Exercise brief:
Please repeat the entries from the start through the line containing "men-cell: 34 xyxy=(491,226,562,256)", keeping them character for character.

** begin Data excerpts **

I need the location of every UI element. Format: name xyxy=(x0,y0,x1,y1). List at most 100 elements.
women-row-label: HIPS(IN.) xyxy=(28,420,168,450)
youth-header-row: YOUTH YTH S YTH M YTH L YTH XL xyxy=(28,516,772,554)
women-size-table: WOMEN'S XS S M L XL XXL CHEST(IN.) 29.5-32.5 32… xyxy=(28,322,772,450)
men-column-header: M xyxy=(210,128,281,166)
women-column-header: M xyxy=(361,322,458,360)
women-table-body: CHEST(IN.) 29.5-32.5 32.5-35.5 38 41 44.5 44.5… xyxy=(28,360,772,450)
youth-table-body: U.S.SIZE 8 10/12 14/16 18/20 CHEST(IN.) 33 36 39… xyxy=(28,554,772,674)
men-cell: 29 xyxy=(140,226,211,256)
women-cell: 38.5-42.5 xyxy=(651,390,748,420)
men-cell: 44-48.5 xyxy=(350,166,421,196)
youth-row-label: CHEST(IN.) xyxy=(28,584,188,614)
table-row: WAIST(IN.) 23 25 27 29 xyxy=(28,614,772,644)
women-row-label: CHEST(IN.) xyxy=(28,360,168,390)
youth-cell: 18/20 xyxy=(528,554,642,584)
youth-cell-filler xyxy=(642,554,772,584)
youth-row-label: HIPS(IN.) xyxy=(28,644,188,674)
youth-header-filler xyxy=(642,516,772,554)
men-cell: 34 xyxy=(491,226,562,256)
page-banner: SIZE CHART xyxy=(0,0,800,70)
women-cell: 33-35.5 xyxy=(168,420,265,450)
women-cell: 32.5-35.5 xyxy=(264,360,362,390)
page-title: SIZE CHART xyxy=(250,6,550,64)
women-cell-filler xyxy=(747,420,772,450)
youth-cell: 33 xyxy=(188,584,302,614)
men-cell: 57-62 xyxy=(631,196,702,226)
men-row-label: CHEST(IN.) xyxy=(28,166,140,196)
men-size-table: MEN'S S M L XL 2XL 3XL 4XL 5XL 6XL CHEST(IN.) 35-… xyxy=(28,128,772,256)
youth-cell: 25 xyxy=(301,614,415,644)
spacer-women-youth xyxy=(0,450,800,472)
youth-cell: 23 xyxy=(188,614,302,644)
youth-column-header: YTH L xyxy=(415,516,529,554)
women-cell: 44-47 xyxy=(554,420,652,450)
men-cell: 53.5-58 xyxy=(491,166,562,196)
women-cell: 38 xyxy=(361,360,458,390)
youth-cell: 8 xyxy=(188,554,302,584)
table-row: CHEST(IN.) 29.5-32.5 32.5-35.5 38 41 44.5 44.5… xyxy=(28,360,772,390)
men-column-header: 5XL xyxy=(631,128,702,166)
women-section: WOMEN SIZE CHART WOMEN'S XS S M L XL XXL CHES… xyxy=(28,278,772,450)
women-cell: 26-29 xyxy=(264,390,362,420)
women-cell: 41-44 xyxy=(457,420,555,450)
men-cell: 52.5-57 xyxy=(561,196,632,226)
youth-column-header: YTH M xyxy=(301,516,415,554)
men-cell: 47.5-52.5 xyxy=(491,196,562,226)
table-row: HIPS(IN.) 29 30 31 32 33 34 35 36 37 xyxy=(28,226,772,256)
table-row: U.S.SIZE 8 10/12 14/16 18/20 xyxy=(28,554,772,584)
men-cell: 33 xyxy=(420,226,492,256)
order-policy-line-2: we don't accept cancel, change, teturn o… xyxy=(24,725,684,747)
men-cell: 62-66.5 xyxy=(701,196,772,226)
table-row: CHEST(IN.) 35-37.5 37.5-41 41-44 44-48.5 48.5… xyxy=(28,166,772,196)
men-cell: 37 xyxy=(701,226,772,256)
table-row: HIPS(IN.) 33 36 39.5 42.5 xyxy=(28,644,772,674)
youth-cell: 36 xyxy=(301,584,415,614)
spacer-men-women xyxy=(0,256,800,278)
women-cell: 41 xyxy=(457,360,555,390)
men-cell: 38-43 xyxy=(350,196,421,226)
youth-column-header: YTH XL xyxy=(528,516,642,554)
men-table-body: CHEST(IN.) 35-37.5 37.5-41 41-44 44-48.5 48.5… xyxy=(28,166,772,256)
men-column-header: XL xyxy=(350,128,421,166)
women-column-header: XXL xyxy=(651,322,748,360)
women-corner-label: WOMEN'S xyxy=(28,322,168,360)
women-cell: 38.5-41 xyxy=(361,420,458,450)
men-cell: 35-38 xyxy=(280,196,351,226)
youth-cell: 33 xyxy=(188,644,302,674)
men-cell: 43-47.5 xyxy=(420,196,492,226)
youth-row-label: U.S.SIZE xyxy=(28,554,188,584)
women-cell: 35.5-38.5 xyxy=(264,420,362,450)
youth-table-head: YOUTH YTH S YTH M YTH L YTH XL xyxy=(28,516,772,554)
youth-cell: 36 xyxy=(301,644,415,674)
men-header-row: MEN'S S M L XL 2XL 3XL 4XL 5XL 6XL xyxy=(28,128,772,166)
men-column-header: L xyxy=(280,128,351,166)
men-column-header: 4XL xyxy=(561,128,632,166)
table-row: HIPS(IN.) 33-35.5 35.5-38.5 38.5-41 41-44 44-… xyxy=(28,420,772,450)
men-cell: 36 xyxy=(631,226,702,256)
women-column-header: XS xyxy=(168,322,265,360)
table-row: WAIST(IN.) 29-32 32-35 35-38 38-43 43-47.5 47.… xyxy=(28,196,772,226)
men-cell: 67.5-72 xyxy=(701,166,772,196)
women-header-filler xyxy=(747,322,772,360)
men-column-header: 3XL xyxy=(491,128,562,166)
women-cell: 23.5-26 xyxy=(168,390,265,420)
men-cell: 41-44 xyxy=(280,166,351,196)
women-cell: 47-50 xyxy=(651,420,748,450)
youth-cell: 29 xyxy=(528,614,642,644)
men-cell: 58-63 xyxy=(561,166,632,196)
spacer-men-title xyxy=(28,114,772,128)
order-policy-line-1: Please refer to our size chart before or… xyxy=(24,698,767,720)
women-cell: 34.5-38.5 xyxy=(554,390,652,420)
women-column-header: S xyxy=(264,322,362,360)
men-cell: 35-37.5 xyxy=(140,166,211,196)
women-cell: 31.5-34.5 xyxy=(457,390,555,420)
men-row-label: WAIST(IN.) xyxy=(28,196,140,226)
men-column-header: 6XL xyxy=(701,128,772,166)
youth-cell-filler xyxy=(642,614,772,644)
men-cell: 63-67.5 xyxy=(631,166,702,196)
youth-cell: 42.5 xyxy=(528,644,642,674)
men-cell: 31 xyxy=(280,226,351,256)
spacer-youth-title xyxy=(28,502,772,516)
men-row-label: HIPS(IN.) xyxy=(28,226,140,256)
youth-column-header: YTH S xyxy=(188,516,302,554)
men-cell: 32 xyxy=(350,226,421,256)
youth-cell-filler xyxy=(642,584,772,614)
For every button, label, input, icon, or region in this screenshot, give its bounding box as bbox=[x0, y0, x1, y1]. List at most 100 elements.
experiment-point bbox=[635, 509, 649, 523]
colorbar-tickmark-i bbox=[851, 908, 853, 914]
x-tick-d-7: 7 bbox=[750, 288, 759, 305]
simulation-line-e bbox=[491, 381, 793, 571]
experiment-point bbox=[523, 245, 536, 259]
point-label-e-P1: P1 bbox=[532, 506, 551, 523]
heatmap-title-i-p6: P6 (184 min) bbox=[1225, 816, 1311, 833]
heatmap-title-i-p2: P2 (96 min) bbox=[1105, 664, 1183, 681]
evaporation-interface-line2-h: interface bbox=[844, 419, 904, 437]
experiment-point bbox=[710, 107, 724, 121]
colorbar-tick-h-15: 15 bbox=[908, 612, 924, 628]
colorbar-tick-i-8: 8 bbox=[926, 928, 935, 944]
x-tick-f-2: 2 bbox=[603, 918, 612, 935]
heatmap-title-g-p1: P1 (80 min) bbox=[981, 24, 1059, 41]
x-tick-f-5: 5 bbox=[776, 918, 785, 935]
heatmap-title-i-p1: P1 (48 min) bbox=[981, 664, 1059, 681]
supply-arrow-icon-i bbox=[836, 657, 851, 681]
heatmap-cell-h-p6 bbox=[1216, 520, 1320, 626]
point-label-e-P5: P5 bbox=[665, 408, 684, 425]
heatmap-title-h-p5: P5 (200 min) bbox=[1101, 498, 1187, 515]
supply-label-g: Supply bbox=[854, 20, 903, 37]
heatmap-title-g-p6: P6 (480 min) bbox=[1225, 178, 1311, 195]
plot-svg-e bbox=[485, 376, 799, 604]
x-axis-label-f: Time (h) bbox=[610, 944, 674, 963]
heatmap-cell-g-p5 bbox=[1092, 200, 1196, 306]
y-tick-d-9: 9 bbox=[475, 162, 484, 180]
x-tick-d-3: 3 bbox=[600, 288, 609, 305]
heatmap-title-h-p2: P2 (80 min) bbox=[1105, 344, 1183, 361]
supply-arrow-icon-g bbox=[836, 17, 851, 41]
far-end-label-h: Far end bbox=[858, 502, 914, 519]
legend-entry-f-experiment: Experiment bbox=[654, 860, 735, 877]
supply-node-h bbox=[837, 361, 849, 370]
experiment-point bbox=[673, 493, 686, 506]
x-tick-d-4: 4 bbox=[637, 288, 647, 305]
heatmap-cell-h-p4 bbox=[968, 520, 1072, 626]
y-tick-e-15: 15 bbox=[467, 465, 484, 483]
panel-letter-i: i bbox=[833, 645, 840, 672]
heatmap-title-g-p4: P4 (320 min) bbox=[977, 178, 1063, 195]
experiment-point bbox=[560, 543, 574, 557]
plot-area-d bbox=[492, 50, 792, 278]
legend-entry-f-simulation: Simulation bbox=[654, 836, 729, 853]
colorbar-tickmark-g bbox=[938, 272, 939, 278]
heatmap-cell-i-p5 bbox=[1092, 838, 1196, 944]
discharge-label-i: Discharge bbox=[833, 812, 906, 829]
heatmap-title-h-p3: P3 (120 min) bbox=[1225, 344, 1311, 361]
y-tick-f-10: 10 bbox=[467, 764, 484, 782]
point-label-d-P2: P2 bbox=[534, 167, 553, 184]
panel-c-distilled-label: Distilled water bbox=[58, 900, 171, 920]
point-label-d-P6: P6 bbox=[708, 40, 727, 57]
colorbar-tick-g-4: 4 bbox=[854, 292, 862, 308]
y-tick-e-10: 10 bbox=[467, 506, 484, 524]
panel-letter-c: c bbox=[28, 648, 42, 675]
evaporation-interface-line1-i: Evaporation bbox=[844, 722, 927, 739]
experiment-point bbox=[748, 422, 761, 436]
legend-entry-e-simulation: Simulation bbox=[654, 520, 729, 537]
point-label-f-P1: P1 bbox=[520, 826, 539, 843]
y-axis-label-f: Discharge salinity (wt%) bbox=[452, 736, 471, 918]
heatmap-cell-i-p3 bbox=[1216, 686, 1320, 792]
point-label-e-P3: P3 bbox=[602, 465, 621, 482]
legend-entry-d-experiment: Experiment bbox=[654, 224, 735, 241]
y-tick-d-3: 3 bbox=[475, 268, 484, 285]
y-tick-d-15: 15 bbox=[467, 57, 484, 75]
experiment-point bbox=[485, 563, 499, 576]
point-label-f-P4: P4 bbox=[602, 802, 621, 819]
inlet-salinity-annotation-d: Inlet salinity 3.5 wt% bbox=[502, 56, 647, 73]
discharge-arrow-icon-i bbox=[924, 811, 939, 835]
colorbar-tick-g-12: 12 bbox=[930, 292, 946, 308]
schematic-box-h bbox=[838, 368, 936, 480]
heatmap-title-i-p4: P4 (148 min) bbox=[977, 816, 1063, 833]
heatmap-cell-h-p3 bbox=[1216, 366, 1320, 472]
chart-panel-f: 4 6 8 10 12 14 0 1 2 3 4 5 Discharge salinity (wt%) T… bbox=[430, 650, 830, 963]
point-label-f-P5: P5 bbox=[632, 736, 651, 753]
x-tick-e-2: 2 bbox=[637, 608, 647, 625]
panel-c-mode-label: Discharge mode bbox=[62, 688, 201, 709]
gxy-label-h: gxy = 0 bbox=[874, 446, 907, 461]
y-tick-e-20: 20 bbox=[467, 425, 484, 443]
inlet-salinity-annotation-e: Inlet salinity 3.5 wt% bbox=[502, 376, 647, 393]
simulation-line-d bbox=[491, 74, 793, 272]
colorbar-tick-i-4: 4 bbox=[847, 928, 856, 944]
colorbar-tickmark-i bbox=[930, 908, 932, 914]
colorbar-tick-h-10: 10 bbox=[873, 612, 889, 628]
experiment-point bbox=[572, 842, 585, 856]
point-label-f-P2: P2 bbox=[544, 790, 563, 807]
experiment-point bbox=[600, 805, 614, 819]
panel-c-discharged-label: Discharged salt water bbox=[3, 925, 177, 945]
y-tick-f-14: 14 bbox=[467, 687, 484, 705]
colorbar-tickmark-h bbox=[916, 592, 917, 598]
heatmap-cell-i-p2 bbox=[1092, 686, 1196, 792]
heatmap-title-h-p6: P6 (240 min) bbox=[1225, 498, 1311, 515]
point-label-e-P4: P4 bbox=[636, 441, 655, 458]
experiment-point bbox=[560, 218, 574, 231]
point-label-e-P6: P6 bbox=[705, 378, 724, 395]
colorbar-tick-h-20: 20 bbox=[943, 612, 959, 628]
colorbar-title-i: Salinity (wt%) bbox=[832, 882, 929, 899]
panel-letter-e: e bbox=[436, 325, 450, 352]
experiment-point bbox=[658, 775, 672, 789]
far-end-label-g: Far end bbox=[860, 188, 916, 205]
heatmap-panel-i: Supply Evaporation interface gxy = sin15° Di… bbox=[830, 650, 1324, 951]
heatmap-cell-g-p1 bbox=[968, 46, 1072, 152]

** end Data excerpts **

The response:
I need the location of every UI element. Format: name xyxy=(x0,y0,x1,y1). List at most 100 elements.
women-row-label: HIPS(IN.) xyxy=(28,420,168,450)
youth-header-row: YOUTH YTH S YTH M YTH L YTH XL xyxy=(28,516,772,554)
women-size-table: WOMEN'S XS S M L XL XXL CHEST(IN.) 29.5-32.5 32… xyxy=(28,322,772,450)
men-column-header: M xyxy=(210,128,281,166)
women-column-header: M xyxy=(361,322,458,360)
women-table-body: CHEST(IN.) 29.5-32.5 32.5-35.5 38 41 44.5 44.5… xyxy=(28,360,772,450)
youth-table-body: U.S.SIZE 8 10/12 14/16 18/20 CHEST(IN.) 33 36 39… xyxy=(28,554,772,674)
men-cell: 29 xyxy=(140,226,211,256)
women-cell: 38.5-42.5 xyxy=(651,390,748,420)
men-cell: 44-48.5 xyxy=(350,166,421,196)
youth-row-label: CHEST(IN.) xyxy=(28,584,188,614)
table-row: WAIST(IN.) 23 25 27 29 xyxy=(28,614,772,644)
women-row-label: CHEST(IN.) xyxy=(28,360,168,390)
youth-cell: 18/20 xyxy=(528,554,642,584)
youth-cell-filler xyxy=(642,554,772,584)
youth-row-label: HIPS(IN.) xyxy=(28,644,188,674)
youth-header-filler xyxy=(642,516,772,554)
men-cell: 34 xyxy=(491,226,562,256)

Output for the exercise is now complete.